* DO THIS *
Select lines where the word "video" appears.
········
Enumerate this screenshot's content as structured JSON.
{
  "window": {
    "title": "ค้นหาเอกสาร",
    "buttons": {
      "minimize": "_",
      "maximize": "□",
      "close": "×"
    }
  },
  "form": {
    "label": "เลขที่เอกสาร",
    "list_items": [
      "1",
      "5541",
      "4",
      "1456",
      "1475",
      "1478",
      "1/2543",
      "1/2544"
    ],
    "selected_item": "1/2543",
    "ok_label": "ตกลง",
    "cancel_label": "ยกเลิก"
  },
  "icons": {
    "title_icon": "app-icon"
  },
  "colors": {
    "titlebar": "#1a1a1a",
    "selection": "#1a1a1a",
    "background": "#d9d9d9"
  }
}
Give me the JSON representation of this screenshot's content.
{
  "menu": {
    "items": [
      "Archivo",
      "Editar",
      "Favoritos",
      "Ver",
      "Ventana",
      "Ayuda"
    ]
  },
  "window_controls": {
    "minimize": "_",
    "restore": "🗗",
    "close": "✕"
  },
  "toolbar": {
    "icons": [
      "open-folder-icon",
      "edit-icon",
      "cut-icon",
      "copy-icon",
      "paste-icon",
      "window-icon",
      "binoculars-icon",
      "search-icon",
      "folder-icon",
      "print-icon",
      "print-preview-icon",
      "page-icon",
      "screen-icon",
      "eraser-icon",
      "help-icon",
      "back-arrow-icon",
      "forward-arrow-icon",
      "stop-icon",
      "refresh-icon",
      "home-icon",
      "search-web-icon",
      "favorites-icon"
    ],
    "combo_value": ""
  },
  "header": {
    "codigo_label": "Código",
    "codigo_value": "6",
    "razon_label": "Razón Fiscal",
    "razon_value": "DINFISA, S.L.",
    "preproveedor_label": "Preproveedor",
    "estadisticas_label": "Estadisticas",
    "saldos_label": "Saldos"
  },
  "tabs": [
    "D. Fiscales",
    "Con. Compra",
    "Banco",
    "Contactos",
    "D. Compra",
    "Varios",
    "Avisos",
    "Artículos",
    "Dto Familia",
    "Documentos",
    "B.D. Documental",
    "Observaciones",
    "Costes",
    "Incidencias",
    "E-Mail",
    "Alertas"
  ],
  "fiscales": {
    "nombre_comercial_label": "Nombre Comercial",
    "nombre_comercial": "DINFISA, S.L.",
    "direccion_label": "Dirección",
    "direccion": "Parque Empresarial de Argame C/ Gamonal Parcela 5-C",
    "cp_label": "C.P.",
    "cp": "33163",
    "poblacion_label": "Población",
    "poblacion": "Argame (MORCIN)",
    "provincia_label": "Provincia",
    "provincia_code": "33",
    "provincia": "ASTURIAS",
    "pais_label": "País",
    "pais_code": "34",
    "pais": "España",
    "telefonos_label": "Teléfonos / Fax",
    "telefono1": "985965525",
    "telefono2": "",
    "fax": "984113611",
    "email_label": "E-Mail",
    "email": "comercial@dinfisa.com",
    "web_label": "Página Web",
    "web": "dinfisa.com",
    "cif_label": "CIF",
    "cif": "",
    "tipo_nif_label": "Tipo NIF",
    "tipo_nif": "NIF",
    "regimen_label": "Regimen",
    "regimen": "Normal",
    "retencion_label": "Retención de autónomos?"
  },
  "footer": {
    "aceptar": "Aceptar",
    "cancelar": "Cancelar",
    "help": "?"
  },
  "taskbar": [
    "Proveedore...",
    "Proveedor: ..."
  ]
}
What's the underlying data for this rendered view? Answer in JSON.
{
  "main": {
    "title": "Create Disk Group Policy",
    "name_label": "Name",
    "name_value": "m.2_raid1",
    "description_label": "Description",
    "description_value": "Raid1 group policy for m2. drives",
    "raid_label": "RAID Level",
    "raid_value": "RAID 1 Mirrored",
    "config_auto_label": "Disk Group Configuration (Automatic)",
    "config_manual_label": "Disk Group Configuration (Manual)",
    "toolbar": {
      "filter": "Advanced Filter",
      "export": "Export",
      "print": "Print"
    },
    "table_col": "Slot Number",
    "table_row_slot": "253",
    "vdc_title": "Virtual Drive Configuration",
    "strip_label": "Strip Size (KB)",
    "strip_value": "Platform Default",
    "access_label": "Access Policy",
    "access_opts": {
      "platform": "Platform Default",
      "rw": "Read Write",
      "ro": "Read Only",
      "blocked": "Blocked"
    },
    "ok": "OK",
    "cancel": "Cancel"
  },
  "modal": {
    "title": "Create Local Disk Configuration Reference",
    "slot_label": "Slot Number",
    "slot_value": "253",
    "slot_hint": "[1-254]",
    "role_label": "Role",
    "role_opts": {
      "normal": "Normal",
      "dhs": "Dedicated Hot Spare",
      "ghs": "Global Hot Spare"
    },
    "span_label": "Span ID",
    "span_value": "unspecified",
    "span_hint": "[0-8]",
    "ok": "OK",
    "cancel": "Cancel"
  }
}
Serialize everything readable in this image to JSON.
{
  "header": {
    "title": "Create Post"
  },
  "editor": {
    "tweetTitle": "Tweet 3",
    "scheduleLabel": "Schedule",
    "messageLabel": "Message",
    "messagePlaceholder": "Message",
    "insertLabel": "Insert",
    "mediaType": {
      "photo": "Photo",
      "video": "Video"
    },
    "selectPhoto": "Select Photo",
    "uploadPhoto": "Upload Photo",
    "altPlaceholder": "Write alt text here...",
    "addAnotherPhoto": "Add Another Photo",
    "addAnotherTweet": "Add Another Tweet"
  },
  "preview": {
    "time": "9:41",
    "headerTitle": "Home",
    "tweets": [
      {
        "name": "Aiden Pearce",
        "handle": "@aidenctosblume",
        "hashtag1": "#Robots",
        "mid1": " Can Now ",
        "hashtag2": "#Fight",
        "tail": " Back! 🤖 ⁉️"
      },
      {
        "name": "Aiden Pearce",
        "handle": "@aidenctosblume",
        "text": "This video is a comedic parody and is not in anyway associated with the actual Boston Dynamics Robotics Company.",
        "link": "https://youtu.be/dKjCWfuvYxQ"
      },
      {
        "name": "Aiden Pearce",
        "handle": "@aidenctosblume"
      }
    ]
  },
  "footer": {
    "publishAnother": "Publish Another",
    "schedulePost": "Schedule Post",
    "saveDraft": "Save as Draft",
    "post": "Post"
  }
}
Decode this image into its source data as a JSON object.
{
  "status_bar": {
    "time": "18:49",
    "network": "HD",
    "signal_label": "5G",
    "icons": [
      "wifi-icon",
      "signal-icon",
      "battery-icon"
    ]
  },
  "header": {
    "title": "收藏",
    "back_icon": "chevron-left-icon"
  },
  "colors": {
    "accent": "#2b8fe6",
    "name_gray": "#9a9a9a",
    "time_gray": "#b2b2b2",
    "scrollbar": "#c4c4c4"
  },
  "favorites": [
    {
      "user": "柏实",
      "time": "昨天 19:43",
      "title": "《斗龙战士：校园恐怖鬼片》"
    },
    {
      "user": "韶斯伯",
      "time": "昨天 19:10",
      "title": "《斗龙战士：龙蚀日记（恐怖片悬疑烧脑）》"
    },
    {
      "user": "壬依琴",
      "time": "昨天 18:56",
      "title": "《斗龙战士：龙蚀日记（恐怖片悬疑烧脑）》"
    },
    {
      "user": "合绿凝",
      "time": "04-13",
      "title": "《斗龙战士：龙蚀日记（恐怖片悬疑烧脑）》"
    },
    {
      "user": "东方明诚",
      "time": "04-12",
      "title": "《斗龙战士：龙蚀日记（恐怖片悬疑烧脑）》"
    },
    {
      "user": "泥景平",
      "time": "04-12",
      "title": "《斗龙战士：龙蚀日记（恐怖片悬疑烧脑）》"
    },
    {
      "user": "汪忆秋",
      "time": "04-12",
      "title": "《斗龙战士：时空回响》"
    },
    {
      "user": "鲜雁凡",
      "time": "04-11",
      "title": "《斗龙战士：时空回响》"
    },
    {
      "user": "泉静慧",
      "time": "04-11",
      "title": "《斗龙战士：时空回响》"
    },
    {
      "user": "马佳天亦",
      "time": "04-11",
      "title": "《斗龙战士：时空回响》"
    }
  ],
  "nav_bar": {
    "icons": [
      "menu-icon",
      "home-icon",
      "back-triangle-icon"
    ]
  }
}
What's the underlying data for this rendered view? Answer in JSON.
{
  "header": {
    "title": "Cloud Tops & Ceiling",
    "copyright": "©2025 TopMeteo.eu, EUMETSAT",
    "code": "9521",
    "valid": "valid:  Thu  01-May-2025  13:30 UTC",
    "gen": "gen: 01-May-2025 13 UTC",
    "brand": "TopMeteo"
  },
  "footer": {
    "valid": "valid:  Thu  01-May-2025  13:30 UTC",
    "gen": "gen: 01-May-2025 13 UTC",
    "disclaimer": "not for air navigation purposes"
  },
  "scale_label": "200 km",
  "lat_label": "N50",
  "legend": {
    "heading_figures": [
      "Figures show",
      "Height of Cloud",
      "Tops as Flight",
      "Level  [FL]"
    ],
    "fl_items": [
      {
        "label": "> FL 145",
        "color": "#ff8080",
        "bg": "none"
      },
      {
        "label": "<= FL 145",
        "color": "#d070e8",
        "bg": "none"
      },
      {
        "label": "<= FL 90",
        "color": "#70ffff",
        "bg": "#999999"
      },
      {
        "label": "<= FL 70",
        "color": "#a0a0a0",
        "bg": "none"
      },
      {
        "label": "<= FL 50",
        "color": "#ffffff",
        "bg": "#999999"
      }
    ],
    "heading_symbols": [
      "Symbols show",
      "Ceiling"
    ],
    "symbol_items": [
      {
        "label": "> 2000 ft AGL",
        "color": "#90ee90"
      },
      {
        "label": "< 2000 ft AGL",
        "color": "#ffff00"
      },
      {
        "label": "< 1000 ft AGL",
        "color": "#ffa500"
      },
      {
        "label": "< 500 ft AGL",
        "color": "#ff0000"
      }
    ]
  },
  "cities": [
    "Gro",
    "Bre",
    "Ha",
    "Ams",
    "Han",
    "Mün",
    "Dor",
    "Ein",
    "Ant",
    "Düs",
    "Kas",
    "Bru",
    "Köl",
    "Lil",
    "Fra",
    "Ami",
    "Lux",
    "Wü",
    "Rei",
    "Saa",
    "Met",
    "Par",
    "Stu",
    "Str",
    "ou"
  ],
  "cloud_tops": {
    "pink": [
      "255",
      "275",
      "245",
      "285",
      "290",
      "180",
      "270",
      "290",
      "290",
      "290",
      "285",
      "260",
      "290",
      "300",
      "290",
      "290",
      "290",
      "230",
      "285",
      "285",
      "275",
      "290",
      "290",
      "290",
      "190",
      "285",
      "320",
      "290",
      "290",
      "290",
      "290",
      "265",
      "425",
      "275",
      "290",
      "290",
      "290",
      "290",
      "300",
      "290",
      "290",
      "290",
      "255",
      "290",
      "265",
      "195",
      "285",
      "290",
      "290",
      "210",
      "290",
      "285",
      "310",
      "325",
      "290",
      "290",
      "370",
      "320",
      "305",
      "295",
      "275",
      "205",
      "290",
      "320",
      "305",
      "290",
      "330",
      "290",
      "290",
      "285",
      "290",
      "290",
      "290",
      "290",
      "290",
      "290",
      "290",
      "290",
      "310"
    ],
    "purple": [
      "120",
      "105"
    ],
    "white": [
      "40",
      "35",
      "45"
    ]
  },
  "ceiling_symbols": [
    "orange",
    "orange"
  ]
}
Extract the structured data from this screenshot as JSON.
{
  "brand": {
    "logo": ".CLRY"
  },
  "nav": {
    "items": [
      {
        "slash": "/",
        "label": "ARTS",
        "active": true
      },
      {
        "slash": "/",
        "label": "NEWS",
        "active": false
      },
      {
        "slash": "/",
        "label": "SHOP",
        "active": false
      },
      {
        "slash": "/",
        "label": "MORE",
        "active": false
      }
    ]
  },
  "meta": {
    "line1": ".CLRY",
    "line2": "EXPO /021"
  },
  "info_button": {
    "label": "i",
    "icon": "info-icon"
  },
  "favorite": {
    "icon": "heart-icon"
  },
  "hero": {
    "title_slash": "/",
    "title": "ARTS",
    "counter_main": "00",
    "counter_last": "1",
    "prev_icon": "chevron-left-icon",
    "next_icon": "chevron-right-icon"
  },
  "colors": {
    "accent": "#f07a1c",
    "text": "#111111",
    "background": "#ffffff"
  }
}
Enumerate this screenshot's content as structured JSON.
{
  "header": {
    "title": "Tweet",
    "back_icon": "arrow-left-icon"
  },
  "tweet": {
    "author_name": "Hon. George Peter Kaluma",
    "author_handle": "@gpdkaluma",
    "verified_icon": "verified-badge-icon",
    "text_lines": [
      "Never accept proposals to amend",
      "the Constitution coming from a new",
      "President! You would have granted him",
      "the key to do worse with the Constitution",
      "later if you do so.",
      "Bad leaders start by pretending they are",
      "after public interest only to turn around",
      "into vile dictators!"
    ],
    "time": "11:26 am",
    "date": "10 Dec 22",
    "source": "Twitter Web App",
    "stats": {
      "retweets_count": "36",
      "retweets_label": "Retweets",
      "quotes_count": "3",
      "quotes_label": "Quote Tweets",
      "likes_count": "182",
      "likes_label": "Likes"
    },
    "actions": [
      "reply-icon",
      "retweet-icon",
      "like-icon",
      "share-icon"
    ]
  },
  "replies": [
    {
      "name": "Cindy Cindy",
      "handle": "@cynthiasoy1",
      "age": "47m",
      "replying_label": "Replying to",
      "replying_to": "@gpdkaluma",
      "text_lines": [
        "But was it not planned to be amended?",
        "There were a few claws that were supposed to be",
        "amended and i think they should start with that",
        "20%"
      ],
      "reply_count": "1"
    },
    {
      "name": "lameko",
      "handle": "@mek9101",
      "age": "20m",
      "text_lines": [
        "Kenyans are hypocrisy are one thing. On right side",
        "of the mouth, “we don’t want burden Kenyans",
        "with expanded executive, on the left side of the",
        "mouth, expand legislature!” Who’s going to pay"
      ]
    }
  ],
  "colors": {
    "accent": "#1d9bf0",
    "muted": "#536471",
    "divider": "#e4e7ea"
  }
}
········
* TASK RESPONSE *
      "video": "Video"
        "text": "This video is a comedic parody and is not in anyway associated with the actual Boston Dynamics Robotics Company.",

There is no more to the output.